BEGIN Records supplied
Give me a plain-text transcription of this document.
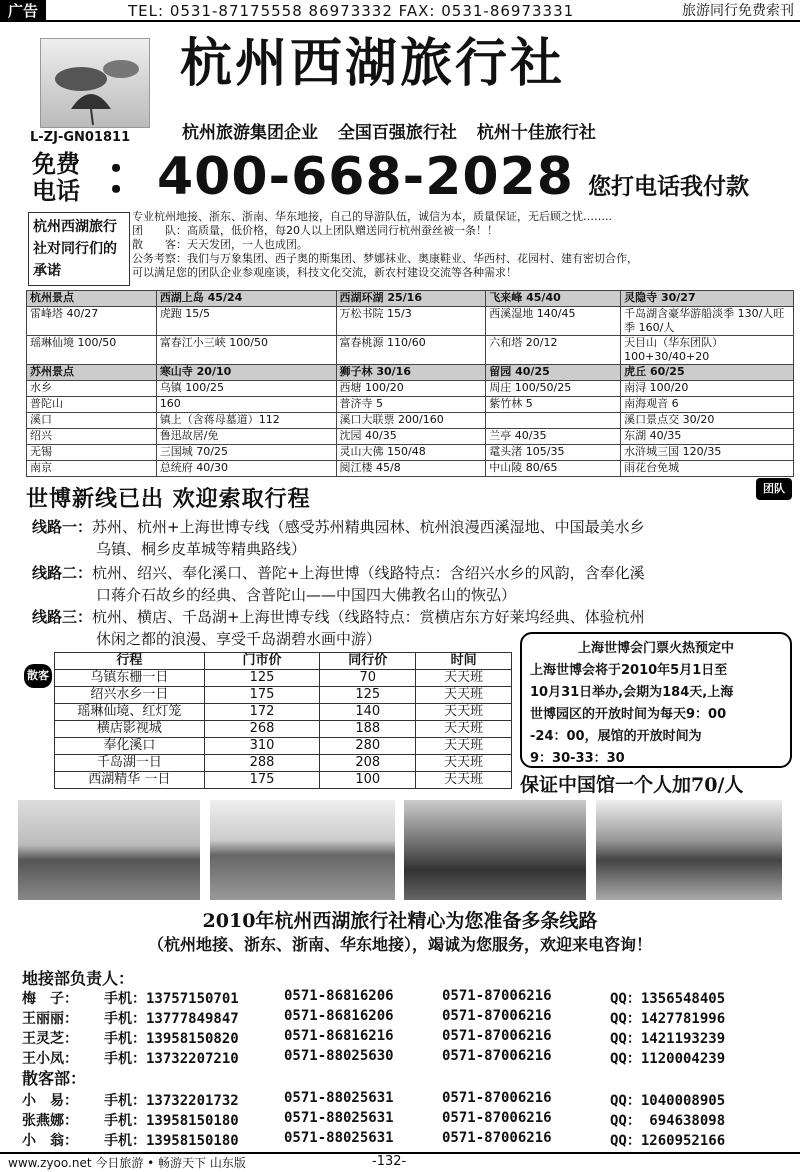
广告	TEL: 0531-87175558 86973332 FAX: 0531-86973331	旅游同行免费索刊
杭州西湖旅行社
L-ZJ-GN01811	杭州旅游集团企业 全国百强旅行社 杭州十佳旅行社
免费电话 ：400-668-2028 您打电话我付款
杭州西湖旅行社对同行们的承诺

专业杭州地接、浙东、浙南、华东地接，自己的导游队伍，诚信为本，质量保证，无后顾之忧……..

团　　队：高质量，低价格，每20人以上团队赠送同行杭州蚕丝被一条！！

散　　客：天天发团，一人也成团。

公务考察：我们与万象集团、西子奥的斯集团、梦娜袜业、奥康鞋业、华西村、花园村、建有密切合作，

可以满足您的团队企业参观座谈，科技文化交流，新农村建设交流等各种需求！

杭州景点	西湖上岛 45/24	西湖环湖 25/16	飞来峰 45/40	灵隐寺 30/27
雷峰塔 40/27	虎跑 15/5	万松书院 15/3	西溪湿地 140/45	千岛湖含豪华游船淡季 130/人旺季 160/人
瑶琳仙境 100/50	富春江小三峡 100/50	富春桃源 110/60	六和塔 20/12	天目山（华东团队） 100+30/40+20
苏州景点	寒山寺 20/10	狮子林 30/16	留园 40/25	虎丘 60/25
水乡	乌镇 100/25	西塘 100/20	周庄 100/50/25	南浔 100/20
普陀山	160	普济寺 5	紫竹林 5	南海观音 6
溪口	镇上（含蒋母墓道）112	溪口大联票 200/160		溪口景点交 30/20
绍兴	鲁迅故居/免	沈园 40/35	兰亭 40/35	东湖 40/35
无锡	三国城 70/25	灵山大佛 150/48	鼋头渚 105/35	水浒城三国 120/35
南京	总统府 40/30	阅江楼 45/8	中山陵 80/65	雨花台免城
世博新线已出 欢迎索取行程	团队
线路一：苏州、杭州+上海世博专线（感受苏州精典园林、杭州浪漫西溪湿地、中国最美水乡
乌镇、桐乡皮革城等精典路线）
线路二：杭州、绍兴、奉化溪口、普陀+上海世博（线路特点：含绍兴水乡的风韵，含奉化溪
口蒋介石故乡的经典、含普陀山——中国四大佛教名山的恢弘）
线路三：杭州、横店、千岛湖+上海世博专线（线路特点：赏横店东方好莱坞经典、体验杭州
休闲之都的浪漫、享受千岛湖碧水画中游）
散客
行程	门市价	同行价	时间
乌镇东栅一日	125	70	天天班
绍兴水乡一日	175	125	天天班
瑶琳仙境、红灯笼	172	140	天天班
横店影视城	268	188	天天班
奉化溪口	310	280	天天班
千岛湖一日	288	208	天天班
西湖精华 一日	175	100	天天班
上海世博会门票火热预定中
上海世博会将于2010年5月1日至
10月31日举办,会期为184天,上海
世博园区的开放时间为每天9：00
-24：00，展馆的开放时间为
9：30-33：30
保证中国馆一个人加70/人
2010年杭州西湖旅行社精心为您准备多条线路
（杭州地接、浙东、浙南、华东地接），竭诚为您服务，欢迎来电咨询！
地接部负责人：
梅　子： 手机：13757150701	0571-86816206	0571-87006216	QQ：1356548405
王丽丽： 手机：13777849847	0571-86816206	0571-87006216	QQ：1427781996
王灵芝： 手机：13958150820	0571-86816216	0571-87006216	QQ：1421193239
王小凤： 手机：13732207210	0571-88025630	0571-87006216	QQ：1120004239
散客部：
小　易： 手机：13732201732	0571-88025631	0571-87006216	QQ：1040008905
张燕娜： 手机：13958150180	0571-88025631	0571-87006216	QQ： 694638098
小　翁： 手机：13958150180	0571-88025631	0571-87006216	QQ：1260952166
www.zyoo.net 今日旅游 • 畅游天下 山东版	-132-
END Records supplied
Retype all entries exactly as they appear, dropping the images.

Give me a plain-text transcription of this document.
广告	TEL: 0531-87175558 86973332 FAX: 0531-86973331	旅游同行免费索刊
杭州西湖旅行社
L-ZJ-GN01811	杭州旅游集团企业 全国百强旅行社 杭州十佳旅行社
免费电话 ：400-668-2028 您打电话我付款
杭州西湖旅行社对同行们的承诺

专业杭州地接、浙东、浙南、华东地接，自己的导游队伍，诚信为本，质量保证，无后顾之忧……..

团　　队：高质量，低价格，每20人以上团队赠送同行杭州蚕丝被一条！！

散　　客：天天发团，一人也成团。

公务考察：我们与万象集团、西子奥的斯集团、梦娜袜业、奥康鞋业、华西村、花园村、建有密切合作，

可以满足您的团队企业参观座谈，科技文化交流，新农村建设交流等各种需求！

杭州景点	西湖上岛 45/24	西湖环湖 25/16	飞来峰 45/40	灵隐寺 30/27
雷峰塔 40/27	虎跑 15/5	万松书院 15/3	西溪湿地 140/45	千岛湖含豪华游船淡季 130/人旺季 160/人
瑶琳仙境 100/50	富春江小三峡 100/50	富春桃源 110/60	六和塔 20/12	天目山（华东团队） 100+30/40+20
苏州景点	寒山寺 20/10	狮子林 30/16	留园 40/25	虎丘 60/25
水乡	乌镇 100/25	西塘 100/20	周庄 100/50/25	南浔 100/20
普陀山	160	普济寺 5	紫竹林 5	南海观音 6
溪口	镇上（含蒋母墓道）112	溪口大联票 200/160		溪口景点交 30/20
绍兴	鲁迅故居/免	沈园 40/35	兰亭 40/35	东湖 40/35
无锡	三国城 70/25	灵山大佛 150/48	鼋头渚 105/35	水浒城三国 120/35
南京	总统府 40/30	阅江楼 45/8	中山陵 80/65	雨花台免城
世博新线已出 欢迎索取行程	团队
线路一：苏州、杭州+上海世博专线（感受苏州精典园林、杭州浪漫西溪湿地、中国最美水乡
乌镇、桐乡皮革城等精典路线）
线路二：杭州、绍兴、奉化溪口、普陀+上海世博（线路特点：含绍兴水乡的风韵，含奉化溪
口蒋介石故乡的经典、含普陀山——中国四大佛教名山的恢弘）
线路三：杭州、横店、千岛湖+上海世博专线（线路特点：赏横店东方好莱坞经典、体验杭州
休闲之都的浪漫、享受千岛湖碧水画中游）
散客
行程	门市价	同行价	时间
乌镇东栅一日	125	70	天天班
绍兴水乡一日	175	125	天天班
瑶琳仙境、红灯笼	172	140	天天班
横店影视城	268	188	天天班
奉化溪口	310	280	天天班
千岛湖一日	288	208	天天班
西湖精华 一日	175	100	天天班
上海世博会门票火热预定中
上海世博会将于2010年5月1日至
10月31日举办,会期为184天,上海
世博园区的开放时间为每天9：00
-24：00，展馆的开放时间为
9：30-33：30
保证中国馆一个人加70/人
2010年杭州西湖旅行社精心为您准备多条线路
（杭州地接、浙东、浙南、华东地接），竭诚为您服务，欢迎来电咨询！
地接部负责人：
梅　子： 手机：13757150701	0571-86816206	0571-87006216	QQ：1356548405
王丽丽： 手机：13777849847	0571-86816206	0571-87006216	QQ：1427781996
王灵芝： 手机：13958150820	0571-86816216	0571-87006216	QQ：1421193239
王小凤： 手机：13732207210	0571-88025630	0571-87006216	QQ：1120004239
散客部：
小　易： 手机：13732201732	0571-88025631	0571-87006216	QQ：1040008905
张燕娜： 手机：13958150180	0571-88025631	0571-87006216	QQ： 694638098
小　翁： 手机：13958150180	0571-88025631	0571-87006216	QQ：1260952166
www.zyoo.net 今日旅游 • 畅游天下 山东版	-132-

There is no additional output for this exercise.